> **What you have to do**
In full and without alteration, give the listing again.
* * * * * * *
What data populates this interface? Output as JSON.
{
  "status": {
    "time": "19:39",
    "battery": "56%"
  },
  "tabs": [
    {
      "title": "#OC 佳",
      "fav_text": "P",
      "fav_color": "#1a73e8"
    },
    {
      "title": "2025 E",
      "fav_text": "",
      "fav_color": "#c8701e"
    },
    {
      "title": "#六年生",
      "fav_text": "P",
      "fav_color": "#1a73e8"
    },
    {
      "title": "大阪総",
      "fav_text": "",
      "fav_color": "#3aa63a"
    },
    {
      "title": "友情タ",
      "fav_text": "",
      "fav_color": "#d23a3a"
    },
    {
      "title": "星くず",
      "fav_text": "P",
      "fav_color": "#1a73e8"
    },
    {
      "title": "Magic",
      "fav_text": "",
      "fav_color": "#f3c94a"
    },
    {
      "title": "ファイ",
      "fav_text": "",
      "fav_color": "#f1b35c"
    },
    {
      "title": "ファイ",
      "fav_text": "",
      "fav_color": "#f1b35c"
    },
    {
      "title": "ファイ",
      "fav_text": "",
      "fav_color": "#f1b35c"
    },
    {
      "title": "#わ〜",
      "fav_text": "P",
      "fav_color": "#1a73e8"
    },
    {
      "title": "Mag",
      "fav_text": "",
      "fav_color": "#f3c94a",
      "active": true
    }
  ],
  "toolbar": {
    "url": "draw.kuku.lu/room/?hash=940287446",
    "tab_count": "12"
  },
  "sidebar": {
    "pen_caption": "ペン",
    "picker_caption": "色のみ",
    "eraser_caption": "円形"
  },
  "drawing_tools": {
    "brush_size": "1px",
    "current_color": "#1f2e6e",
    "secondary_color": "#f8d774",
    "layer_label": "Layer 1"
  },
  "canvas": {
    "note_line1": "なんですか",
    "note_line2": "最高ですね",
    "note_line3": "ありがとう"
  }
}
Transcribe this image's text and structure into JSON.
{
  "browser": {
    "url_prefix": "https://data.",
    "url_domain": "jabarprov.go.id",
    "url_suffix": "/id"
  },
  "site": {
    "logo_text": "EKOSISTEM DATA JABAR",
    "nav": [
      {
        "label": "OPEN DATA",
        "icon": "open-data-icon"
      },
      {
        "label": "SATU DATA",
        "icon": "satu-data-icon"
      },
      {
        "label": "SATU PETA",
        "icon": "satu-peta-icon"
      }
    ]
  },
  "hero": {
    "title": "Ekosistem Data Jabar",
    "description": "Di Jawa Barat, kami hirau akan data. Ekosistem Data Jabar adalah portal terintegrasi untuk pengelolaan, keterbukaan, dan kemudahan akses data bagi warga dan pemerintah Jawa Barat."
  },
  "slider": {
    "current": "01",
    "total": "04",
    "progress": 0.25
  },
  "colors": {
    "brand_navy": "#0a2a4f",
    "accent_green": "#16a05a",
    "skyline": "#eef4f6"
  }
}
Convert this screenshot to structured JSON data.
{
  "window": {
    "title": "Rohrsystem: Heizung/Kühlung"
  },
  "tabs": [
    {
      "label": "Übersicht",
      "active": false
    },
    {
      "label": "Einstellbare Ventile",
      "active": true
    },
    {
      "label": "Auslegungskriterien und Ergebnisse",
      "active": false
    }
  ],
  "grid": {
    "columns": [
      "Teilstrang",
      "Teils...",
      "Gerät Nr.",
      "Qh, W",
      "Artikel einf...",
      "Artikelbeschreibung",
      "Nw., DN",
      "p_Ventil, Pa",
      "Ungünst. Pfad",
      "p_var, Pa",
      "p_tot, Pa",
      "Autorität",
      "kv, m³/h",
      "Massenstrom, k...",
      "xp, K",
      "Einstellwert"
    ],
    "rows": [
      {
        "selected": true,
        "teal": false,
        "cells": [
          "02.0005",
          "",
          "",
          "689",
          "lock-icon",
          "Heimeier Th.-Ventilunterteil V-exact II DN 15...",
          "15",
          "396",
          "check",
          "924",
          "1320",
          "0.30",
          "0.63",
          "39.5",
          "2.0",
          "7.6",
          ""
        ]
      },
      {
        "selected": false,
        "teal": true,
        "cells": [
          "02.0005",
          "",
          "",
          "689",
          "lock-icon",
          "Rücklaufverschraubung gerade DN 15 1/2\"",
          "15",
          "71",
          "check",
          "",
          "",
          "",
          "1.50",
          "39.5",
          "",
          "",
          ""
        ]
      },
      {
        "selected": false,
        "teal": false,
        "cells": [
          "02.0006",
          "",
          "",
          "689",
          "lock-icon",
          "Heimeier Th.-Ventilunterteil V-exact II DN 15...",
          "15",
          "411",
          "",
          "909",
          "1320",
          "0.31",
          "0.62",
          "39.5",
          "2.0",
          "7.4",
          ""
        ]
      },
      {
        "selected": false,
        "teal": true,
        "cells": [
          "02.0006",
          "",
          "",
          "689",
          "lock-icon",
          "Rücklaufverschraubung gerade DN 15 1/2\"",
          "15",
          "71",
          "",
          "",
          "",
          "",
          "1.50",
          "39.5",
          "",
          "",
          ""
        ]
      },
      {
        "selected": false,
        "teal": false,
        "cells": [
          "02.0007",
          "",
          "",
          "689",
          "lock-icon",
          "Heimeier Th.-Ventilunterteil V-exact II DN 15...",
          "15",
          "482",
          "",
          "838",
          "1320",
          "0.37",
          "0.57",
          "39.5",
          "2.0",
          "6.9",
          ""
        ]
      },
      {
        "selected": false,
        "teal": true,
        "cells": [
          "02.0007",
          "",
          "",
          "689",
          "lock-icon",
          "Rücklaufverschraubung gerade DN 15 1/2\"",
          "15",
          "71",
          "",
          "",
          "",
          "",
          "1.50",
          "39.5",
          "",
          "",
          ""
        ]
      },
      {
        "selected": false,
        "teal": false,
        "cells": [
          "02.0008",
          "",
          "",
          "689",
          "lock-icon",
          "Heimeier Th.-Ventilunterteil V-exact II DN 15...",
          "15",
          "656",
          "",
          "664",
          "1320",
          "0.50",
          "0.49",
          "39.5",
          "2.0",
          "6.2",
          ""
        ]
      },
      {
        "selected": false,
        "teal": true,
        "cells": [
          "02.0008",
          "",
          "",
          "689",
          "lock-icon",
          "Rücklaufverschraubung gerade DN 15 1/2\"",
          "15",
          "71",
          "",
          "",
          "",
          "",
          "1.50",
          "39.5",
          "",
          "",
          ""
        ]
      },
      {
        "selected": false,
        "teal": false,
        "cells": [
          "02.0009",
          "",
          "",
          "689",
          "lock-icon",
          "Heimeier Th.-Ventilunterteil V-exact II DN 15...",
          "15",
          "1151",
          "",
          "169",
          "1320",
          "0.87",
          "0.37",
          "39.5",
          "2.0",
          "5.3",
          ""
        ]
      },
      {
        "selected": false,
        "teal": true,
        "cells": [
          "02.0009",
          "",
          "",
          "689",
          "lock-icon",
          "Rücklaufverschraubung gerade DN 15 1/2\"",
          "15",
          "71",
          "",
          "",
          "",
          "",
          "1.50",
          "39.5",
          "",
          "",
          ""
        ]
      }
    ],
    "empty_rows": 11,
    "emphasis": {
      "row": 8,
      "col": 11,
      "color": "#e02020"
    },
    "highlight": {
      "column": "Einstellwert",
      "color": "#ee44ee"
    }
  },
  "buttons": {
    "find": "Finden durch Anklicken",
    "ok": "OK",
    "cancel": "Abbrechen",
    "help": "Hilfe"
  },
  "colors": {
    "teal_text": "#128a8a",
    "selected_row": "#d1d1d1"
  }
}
* * * * * * *
> **Output of the task**
What data populates this interface? Output as JSON.
{
  "status": {
    "time": "19:39",
    "battery": "56%"
  },
  "tabs": [
    {
      "title": "#OC 佳",
      "fav_text": "P",
      "fav_color": "#1a73e8"
    },
    {
      "title": "2025 E",
      "fav_text": "",
      "fav_color": "#c8701e"
    },
    {
      "title": "#六年生",
      "fav_text": "P",
      "fav_color": "#1a73e8"
    },
    {
      "title": "大阪総",
      "fav_text": "",
      "fav_color": "#3aa63a"
    },
    {
      "title": "友情タ",
      "fav_text": "",
      "fav_color": "#d23a3a"
    },
    {
      "title": "星くず",
      "fav_text": "P",
      "fav_color": "#1a73e8"
    },
    {
      "title": "Magic",
      "fav_text": "",
      "fav_color": "#f3c94a"
    },
    {
      "title": "ファイ",
      "fav_text": "",
      "fav_color": "#f1b35c"
    },
    {
      "title": "ファイ",
      "fav_text": "",
      "fav_color": "#f1b35c"
    },
    {
      "title": "ファイ",
      "fav_text": "",
      "fav_color": "#f1b35c"
    },
    {
      "title": "#わ〜",
      "fav_text": "P",
      "fav_color": "#1a73e8"
    },
    {
      "title": "Mag",
      "fav_text": "",
      "fav_color": "#f3c94a",
      "active": true
    }
  ],
  "toolbar": {
    "url": "draw.kuku.lu/room/?hash=940287446",
    "tab_count": "12"
  },
  "sidebar": {
    "pen_caption": "ペン",
    "picker_caption": "色のみ",
    "eraser_caption": "円形"
  },
  "drawing_tools": {
    "brush_size": "1px",
    "current_color": "#1f2e6e",
    "secondary_color": "#f8d774",
    "layer_label": "Layer 1"
  },
  "canvas": {
    "note_line1": "なんですか",
    "note_line2": "最高ですね",
    "note_line3": "ありがとう"
  }
}
Transcribe this image's text and structure into JSON.
{
  "browser": {
    "url_prefix": "https://data.",
    "url_domain": "jabarprov.go.id",
    "url_suffix": "/id"
  },
  "site": {
    "logo_text": "EKOSISTEM DATA JABAR",
    "nav": [
      {
        "label": "OPEN DATA",
        "icon": "open-data-icon"
      },
      {
        "label": "SATU DATA",
        "icon": "satu-data-icon"
      },
      {
        "label": "SATU PETA",
        "icon": "satu-peta-icon"
      }
    ]
  },
  "hero": {
    "title": "Ekosistem Data Jabar",
    "description": "Di Jawa Barat, kami hirau akan data. Ekosistem Data Jabar adalah portal terintegrasi untuk pengelolaan, keterbukaan, dan kemudahan akses data bagi warga dan pemerintah Jawa Barat."
  },
  "slider": {
    "current": "01",
    "total": "04",
    "progress": 0.25
  },
  "colors": {
    "brand_navy": "#0a2a4f",
    "accent_green": "#16a05a",
    "skyline": "#eef4f6"
  }
}
Convert this screenshot to structured JSON data.
{
  "window": {
    "title": "Rohrsystem: Heizung/Kühlung"
  },
  "tabs": [
    {
      "label": "Übersicht",
      "active": false
    },
    {
      "label": "Einstellbare Ventile",
      "active": true
    },
    {
      "label": "Auslegungskriterien und Ergebnisse",
      "active": false
    }
  ],
  "grid": {
    "columns": [
      "Teilstrang",
      "Teils...",
      "Gerät Nr.",
      "Qh, W",
      "Artikel einf...",
      "Artikelbeschreibung",
      "Nw., DN",
      "p_Ventil, Pa",
      "Ungünst. Pfad",
      "p_var, Pa",
      "p_tot, Pa",
      "Autorität",
      "kv, m³/h",
      "Massenstrom, k...",
      "xp, K",
      "Einstellwert"
    ],
    "rows": [
      {
        "selected": true,
        "teal": false,
        "cells": [
          "02.0005",
          "",
          "",
          "689",
          "lock-icon",
          "Heimeier Th.-Ventilunterteil V-exact II DN 15...",
          "15",
          "396",
          "check",
          "924",
          "1320",
          "0.30",
          "0.63",
          "39.5",
          "2.0",
          "7.6",
          ""
        ]
      },
      {
        "selected": false,
        "teal": true,
        "cells": [
          "02.0005",
          "",
          "",
          "689",
          "lock-icon",
          "Rücklaufverschraubung gerade DN 15 1/2\"",
          "15",
          "71",
          "check",
          "",
          "",
          "",
          "1.50",
          "39.5",
          "",
          "",
          ""
        ]
      },
      {
        "selected": false,
        "teal": false,
        "cells": [
          "02.0006",
          "",
          "",
          "689",
          "lock-icon",
          "Heimeier Th.-Ventilunterteil V-exact II DN 15...",
          "15",
          "411",
          "",
          "909",
          "1320",
          "0.31",
          "0.62",
          "39.5",
          "2.0",
          "7.4",
          ""
        ]
      },
      {
        "selected": false,
        "teal": true,
        "cells": [
          "02.0006",
          "",
          "",
          "689",
          "lock-icon",
          "Rücklaufverschraubung gerade DN 15 1/2\"",
          "15",
          "71",
          "",
          "",
          "",
          "",
          "1.50",
          "39.5",
          "",
          "",
          ""
        ]
      },
      {
        "selected": false,
        "teal": false,
        "cells": [
          "02.0007",
          "",
          "",
          "689",
          "lock-icon",
          "Heimeier Th.-Ventilunterteil V-exact II DN 15...",
          "15",
          "482",
          "",
          "838",
          "1320",
          "0.37",
          "0.57",
          "39.5",
          "2.0",
          "6.9",
          ""
        ]
      },
      {
        "selected": false,
        "teal": true,
        "cells": [
          "02.0007",
          "",
          "",
          "689",
          "lock-icon",
          "Rücklaufverschraubung gerade DN 15 1/2\"",
          "15",
          "71",
          "",
          "",
          "",
          "",
          "1.50",
          "39.5",
          "",
          "",
          ""
        ]
      },
      {
        "selected": false,
        "teal": false,
        "cells": [
          "02.0008",
          "",
          "",
          "689",
          "lock-icon",
          "Heimeier Th.-Ventilunterteil V-exact II DN 15...",
          "15",
          "656",
          "",
          "664",
          "1320",
          "0.50",
          "0.49",
          "39.5",
          "2.0",
          "6.2",
          ""
        ]
      },
      {
        "selected": false,
        "teal": true,
        "cells": [
          "02.0008",
          "",
          "",
          "689",
          "lock-icon",
          "Rücklaufverschraubung gerade DN 15 1/2\"",
          "15",
          "71",
          "",
          "",
          "",
          "",
          "1.50",
          "39.5",
          "",
          "",
          ""
        ]
      },
      {
        "selected": false,
        "teal": false,
        "cells": [
          "02.0009",
          "",
          "",
          "689",
          "lock-icon",
          "Heimeier Th.-Ventilunterteil V-exact II DN 15...",
          "15",
          "1151",
          "",
          "169",
          "1320",
          "0.87",
          "0.37",
          "39.5",
          "2.0",
          "5.3",
          ""
        ]
      },
      {
        "selected": false,
        "teal": true,
        "cells": [
          "02.0009",
          "",
          "",
          "689",
          "lock-icon",
          "Rücklaufverschraubung gerade DN 15 1/2\"",
          "15",
          "71",
          "",
          "",
          "",
          "",
          "1.50",
          "39.5",
          "",
          "",
          ""
        ]
      }
    ],
    "empty_rows": 11,
    "emphasis": {
      "row": 8,
      "col": 11,
      "color": "#e02020"
    },
    "highlight": {
      "column": "Einstellwert",
      "color": "#ee44ee"
    }
  },
  "buttons": {
    "find": "Finden durch Anklicken",
    "ok": "OK",
    "cancel": "Abbrechen",
    "help": "Hilfe"
  },
  "colors": {
    "teal_text": "#128a8a",
    "selected_row": "#d1d1d1"
  }
}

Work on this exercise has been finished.